**Written instruction:** Your task is to reproduce the entries below word for word.

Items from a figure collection
__________________________________________________
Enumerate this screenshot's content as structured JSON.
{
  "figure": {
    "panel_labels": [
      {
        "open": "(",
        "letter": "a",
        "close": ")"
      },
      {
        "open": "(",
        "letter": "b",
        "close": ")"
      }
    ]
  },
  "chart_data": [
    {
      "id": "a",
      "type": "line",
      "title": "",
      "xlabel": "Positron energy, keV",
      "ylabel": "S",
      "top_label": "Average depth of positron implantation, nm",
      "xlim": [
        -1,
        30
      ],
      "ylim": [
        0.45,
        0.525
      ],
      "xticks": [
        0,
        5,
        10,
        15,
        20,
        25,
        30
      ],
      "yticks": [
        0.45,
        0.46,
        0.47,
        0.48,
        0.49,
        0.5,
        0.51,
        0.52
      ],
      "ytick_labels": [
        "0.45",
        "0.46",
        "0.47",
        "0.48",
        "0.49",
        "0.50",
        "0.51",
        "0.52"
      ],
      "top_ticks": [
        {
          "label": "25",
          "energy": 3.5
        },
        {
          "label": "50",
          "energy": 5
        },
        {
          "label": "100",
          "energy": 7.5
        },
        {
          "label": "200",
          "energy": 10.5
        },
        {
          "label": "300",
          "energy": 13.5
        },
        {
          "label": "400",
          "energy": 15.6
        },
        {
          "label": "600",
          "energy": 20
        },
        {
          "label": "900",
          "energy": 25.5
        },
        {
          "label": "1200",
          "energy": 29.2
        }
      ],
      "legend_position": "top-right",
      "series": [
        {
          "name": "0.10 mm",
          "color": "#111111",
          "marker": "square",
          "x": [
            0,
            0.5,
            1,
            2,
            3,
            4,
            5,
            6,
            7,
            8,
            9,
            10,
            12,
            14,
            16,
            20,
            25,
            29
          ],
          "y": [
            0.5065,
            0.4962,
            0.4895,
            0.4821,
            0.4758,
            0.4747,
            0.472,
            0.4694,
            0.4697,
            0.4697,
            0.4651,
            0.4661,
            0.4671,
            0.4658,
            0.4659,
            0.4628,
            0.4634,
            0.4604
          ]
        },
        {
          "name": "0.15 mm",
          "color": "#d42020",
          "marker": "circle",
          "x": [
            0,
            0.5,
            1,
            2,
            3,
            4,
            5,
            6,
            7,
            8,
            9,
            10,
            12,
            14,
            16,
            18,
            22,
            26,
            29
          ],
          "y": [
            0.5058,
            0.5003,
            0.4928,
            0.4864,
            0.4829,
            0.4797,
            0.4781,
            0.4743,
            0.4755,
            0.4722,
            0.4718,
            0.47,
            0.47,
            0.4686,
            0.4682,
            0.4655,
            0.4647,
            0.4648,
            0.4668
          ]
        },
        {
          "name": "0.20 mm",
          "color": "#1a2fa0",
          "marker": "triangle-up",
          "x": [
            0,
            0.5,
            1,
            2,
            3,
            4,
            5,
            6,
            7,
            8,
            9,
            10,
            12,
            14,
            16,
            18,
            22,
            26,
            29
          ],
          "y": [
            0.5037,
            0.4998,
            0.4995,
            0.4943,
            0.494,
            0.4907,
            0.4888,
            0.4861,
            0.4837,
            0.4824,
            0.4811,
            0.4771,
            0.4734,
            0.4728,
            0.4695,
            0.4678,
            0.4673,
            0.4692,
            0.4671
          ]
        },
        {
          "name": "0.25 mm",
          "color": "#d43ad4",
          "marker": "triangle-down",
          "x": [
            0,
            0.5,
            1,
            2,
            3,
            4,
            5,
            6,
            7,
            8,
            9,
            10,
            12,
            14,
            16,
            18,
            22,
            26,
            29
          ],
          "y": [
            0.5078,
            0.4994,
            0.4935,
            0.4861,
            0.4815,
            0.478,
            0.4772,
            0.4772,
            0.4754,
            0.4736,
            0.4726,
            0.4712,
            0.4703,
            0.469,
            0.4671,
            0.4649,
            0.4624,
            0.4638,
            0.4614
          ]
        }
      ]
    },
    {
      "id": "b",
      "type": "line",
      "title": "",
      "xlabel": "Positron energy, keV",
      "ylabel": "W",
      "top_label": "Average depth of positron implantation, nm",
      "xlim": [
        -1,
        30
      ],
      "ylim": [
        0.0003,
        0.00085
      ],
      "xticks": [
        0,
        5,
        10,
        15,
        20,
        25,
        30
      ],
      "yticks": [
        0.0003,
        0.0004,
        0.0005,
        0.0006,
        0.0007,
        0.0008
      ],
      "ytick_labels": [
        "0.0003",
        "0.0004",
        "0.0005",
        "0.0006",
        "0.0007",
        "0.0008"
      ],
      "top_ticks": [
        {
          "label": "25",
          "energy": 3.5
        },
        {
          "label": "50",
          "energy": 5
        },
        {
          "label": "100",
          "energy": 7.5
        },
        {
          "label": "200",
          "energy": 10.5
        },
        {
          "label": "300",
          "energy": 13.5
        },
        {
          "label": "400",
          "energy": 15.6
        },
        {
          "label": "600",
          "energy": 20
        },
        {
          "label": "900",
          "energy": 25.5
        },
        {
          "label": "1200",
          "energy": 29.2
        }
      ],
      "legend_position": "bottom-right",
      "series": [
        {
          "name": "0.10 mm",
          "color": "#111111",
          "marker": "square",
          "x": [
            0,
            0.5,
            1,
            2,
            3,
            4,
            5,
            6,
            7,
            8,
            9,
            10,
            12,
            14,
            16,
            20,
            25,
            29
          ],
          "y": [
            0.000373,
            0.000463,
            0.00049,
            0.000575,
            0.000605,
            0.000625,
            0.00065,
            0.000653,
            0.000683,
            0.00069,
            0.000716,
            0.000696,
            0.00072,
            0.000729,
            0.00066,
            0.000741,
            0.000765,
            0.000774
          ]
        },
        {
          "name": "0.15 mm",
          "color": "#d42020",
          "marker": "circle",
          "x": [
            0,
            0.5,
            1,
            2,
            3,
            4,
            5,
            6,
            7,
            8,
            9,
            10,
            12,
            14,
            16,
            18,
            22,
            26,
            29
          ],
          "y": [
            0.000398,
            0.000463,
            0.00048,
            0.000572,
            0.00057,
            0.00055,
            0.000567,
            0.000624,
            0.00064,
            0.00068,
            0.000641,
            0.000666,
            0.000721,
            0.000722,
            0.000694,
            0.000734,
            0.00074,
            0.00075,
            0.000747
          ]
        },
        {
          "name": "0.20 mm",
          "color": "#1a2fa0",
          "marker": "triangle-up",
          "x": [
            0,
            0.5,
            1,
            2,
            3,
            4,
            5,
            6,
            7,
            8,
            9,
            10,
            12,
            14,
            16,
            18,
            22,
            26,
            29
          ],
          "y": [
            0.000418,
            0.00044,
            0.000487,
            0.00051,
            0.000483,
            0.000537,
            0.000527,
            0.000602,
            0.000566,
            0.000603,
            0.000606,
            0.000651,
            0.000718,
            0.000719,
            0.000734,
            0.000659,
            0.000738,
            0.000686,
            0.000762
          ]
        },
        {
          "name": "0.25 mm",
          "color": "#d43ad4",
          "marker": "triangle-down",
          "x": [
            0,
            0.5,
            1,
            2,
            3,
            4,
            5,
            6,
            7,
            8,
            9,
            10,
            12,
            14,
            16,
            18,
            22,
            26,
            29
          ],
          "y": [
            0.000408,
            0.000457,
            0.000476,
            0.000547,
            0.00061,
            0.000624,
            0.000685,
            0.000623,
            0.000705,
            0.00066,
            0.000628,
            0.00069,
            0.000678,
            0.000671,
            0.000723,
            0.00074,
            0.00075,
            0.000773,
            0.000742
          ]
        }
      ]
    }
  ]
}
__________________________________________________
**Completed task:**
Enumerate this screenshot's content as structured JSON.
{
  "figure": {
    "panel_labels": [
      {
        "open": "(",
        "letter": "a",
        "close": ")"
      },
      {
        "open": "(",
        "letter": "b",
        "close": ")"
      }
    ]
  },
  "chart_data": [
    {
      "id": "a",
      "type": "line",
      "title": "",
      "xlabel": "Positron energy, keV",
      "ylabel": "S",
      "top_label": "Average depth of positron implantation, nm",
      "xlim": [
        -1,
        30
      ],
      "ylim": [
        0.45,
        0.525
      ],
      "xticks": [
        0,
        5,
        10,
        15,
        20,
        25,
        30
      ],
      "yticks": [
        0.45,
        0.46,
        0.47,
        0.48,
        0.49,
        0.5,
        0.51,
        0.52
      ],
      "ytick_labels": [
        "0.45",
        "0.46",
        "0.47",
        "0.48",
        "0.49",
        "0.50",
        "0.51",
        "0.52"
      ],
      "top_ticks": [
        {
          "label": "25",
          "energy": 3.5
        },
        {
          "label": "50",
          "energy": 5
        },
        {
          "label": "100",
          "energy": 7.5
        },
        {
          "label": "200",
          "energy": 10.5
        },
        {
          "label": "300",
          "energy": 13.5
        },
        {
          "label": "400",
          "energy": 15.6
        },
        {
          "label": "600",
          "energy": 20
        },
        {
          "label": "900",
          "energy": 25.5
        },
        {
          "label": "1200",
          "energy": 29.2
        }
      ],
      "legend_position": "top-right",
      "series": [
        {
          "name": "0.10 mm",
          "color": "#111111",
          "marker": "square",
          "x": [
            0,
            0.5,
            1,
            2,
            3,
            4,
            5,
            6,
            7,
            8,
            9,
            10,
            12,
            14,
            16,
            20,
            25,
            29
          ],
          "y": [
            0.5065,
            0.4962,
            0.4895,
            0.4821,
            0.4758,
            0.4747,
            0.472,
            0.4694,
            0.4697,
            0.4697,
            0.4651,
            0.4661,
            0.4671,
            0.4658,
            0.4659,
            0.4628,
            0.4634,
            0.4604
          ]
        },
        {
          "name": "0.15 mm",
          "color": "#d42020",
          "marker": "circle",
          "x": [
            0,
            0.5,
            1,
            2,
            3,
            4,
            5,
            6,
            7,
            8,
            9,
            10,
            12,
            14,
            16,
            18,
            22,
            26,
            29
          ],
          "y": [
            0.5058,
            0.5003,
            0.4928,
            0.4864,
            0.4829,
            0.4797,
            0.4781,
            0.4743,
            0.4755,
            0.4722,
            0.4718,
            0.47,
            0.47,
            0.4686,
            0.4682,
            0.4655,
            0.4647,
            0.4648,
            0.4668
          ]
        },
        {
          "name": "0.20 mm",
          "color": "#1a2fa0",
          "marker": "triangle-up",
          "x": [
            0,
            0.5,
            1,
            2,
            3,
            4,
            5,
            6,
            7,
            8,
            9,
            10,
            12,
            14,
            16,
            18,
            22,
            26,
            29
          ],
          "y": [
            0.5037,
            0.4998,
            0.4995,
            0.4943,
            0.494,
            0.4907,
            0.4888,
            0.4861,
            0.4837,
            0.4824,
            0.4811,
            0.4771,
            0.4734,
            0.4728,
            0.4695,
            0.4678,
            0.4673,
            0.4692,
            0.4671
          ]
        },
        {
          "name": "0.25 mm",
          "color": "#d43ad4",
          "marker": "triangle-down",
          "x": [
            0,
            0.5,
            1,
            2,
            3,
            4,
            5,
            6,
            7,
            8,
            9,
            10,
            12,
            14,
            16,
            18,
            22,
            26,
            29
          ],
          "y": [
            0.5078,
            0.4994,
            0.4935,
            0.4861,
            0.4815,
            0.478,
            0.4772,
            0.4772,
            0.4754,
            0.4736,
            0.4726,
            0.4712,
            0.4703,
            0.469,
            0.4671,
            0.4649,
            0.4624,
            0.4638,
            0.4614
          ]
        }
      ]
    },
    {
      "id": "b",
      "type": "line",
      "title": "",
      "xlabel": "Positron energy, keV",
      "ylabel": "W",
      "top_label": "Average depth of positron implantation, nm",
      "xlim": [
        -1,
        30
      ],
      "ylim": [
        0.0003,
        0.00085
      ],
      "xticks": [
        0,
        5,
        10,
        15,
        20,
        25,
        30
      ],
      "yticks": [
        0.0003,
        0.0004,
        0.0005,
        0.0006,
        0.0007,
        0.0008
      ],
      "ytick_labels": [
        "0.0003",
        "0.0004",
        "0.0005",
        "0.0006",
        "0.0007",
        "0.0008"
      ],
      "top_ticks": [
        {
          "label": "25",
          "energy": 3.5
        },
        {
          "label": "50",
          "energy": 5
        },
        {
          "label": "100",
          "energy": 7.5
        },
        {
          "label": "200",
          "energy": 10.5
        },
        {
          "label": "300",
          "energy": 13.5
        },
        {
          "label": "400",
          "energy": 15.6
        },
        {
          "label": "600",
          "energy": 20
        },
        {
          "label": "900",
          "energy": 25.5
        },
        {
          "label": "1200",
          "energy": 29.2
        }
      ],
      "legend_position": "bottom-right",
      "series": [
        {
          "name": "0.10 mm",
          "color": "#111111",
          "marker": "square",
          "x": [
            0,
            0.5,
            1,
            2,
            3,
            4,
            5,
            6,
            7,
            8,
            9,
            10,
            12,
            14,
            16,
            20,
            25,
            29
          ],
          "y": [
            0.000373,
            0.000463,
            0.00049,
            0.000575,
            0.000605,
            0.000625,
            0.00065,
            0.000653,
            0.000683,
            0.00069,
            0.000716,
            0.000696,
            0.00072,
            0.000729,
            0.00066,
            0.000741,
            0.000765,
            0.000774
          ]
        },
        {
          "name": "0.15 mm",
          "color": "#d42020",
          "marker": "circle",
          "x": [
            0,
            0.5,
            1,
            2,
            3,
            4,
            5,
            6,
            7,
            8,
            9,
            10,
            12,
            14,
            16,
            18,
            22,
            26,
            29
          ],
          "y": [
            0.000398,
            0.000463,
            0.00048,
            0.000572,
            0.00057,
            0.00055,
            0.000567,
            0.000624,
            0.00064,
            0.00068,
            0.000641,
            0.000666,
            0.000721,
            0.000722,
            0.000694,
            0.000734,
            0.00074,
            0.00075,
            0.000747
          ]
        },
        {
          "name": "0.20 mm",
          "color": "#1a2fa0",
          "marker": "triangle-up",
          "x": [
            0,
            0.5,
            1,
            2,
            3,
            4,
            5,
            6,
            7,
            8,
            9,
            10,
            12,
            14,
            16,
            18,
            22,
            26,
            29
          ],
          "y": [
            0.000418,
            0.00044,
            0.000487,
            0.00051,
            0.000483,
            0.000537,
            0.000527,
            0.000602,
            0.000566,
            0.000603,
            0.000606,
            0.000651,
            0.000718,
            0.000719,
            0.000734,
            0.000659,
            0.000738,
            0.000686,
            0.000762
          ]
        },
        {
          "name": "0.25 mm",
          "color": "#d43ad4",
          "marker": "triangle-down",
          "x": [
            0,
            0.5,
            1,
            2,
            3,
            4,
            5,
            6,
            7,
            8,
            9,
            10,
            12,
            14,
            16,
            18,
            22,
            26,
            29
          ],
          "y": [
            0.000408,
            0.000457,
            0.000476,
            0.000547,
            0.00061,
            0.000624,
            0.000685,
            0.000623,
            0.000705,
            0.00066,
            0.000628,
            0.00069,
            0.000678,
            0.000671,
            0.000723,
            0.00074,
            0.00075,
            0.000773,
            0.000742
          ]
        }
      ]
    }
  ]
}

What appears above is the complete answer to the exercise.